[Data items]
□ □ □ □

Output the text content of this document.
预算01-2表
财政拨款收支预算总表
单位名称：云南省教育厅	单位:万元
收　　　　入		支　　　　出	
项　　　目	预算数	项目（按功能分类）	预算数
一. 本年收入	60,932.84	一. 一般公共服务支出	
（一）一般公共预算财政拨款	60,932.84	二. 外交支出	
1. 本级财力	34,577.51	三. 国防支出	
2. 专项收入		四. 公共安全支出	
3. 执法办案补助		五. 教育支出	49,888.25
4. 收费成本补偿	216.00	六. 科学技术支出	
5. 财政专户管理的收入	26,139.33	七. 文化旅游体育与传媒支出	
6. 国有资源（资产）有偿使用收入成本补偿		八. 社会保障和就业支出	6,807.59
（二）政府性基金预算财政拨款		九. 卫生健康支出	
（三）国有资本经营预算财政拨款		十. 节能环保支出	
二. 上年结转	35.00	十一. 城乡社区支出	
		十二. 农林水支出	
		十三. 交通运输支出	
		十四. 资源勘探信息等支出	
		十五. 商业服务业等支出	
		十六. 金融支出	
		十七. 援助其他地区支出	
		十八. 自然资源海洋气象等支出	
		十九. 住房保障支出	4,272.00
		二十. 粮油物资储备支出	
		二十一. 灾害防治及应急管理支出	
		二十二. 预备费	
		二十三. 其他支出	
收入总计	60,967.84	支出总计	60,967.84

□ □ □ □

OBJECTIVE. Copy every line of the records word for word.

OUTPUT FOR THIS TASK.
Output the text content of this document.
预算01-2表
财政拨款收支预算总表
单位名称：云南省教育厅	单位:万元
收　　　　入		支　　　　出	
项　　　目	预算数	项目（按功能分类）	预算数
一. 本年收入	60,932.84	一. 一般公共服务支出	
（一）一般公共预算财政拨款	60,932.84	二. 外交支出	
1. 本级财力	34,577.51	三. 国防支出	
2. 专项收入		四. 公共安全支出	
3. 执法办案补助		五. 教育支出	49,888.25
4. 收费成本补偿	216.00	六. 科学技术支出	
5. 财政专户管理的收入	26,139.33	七. 文化旅游体育与传媒支出	
6. 国有资源（资产）有偿使用收入成本补偿		八. 社会保障和就业支出	6,807.59
（二）政府性基金预算财政拨款		九. 卫生健康支出	
（三）国有资本经营预算财政拨款		十. 节能环保支出	
二. 上年结转	35.00	十一. 城乡社区支出	
		十二. 农林水支出	
		十三. 交通运输支出	
		十四. 资源勘探信息等支出	
		十五. 商业服务业等支出	
		十六. 金融支出	
		十七. 援助其他地区支出	
		十八. 自然资源海洋气象等支出	
		十九. 住房保障支出	4,272.00
		二十. 粮油物资储备支出	
		二十一. 灾害防治及应急管理支出	
		二十二. 预备费	
		二十三. 其他支出	
收入总计	60,967.84	支出总计	60,967.84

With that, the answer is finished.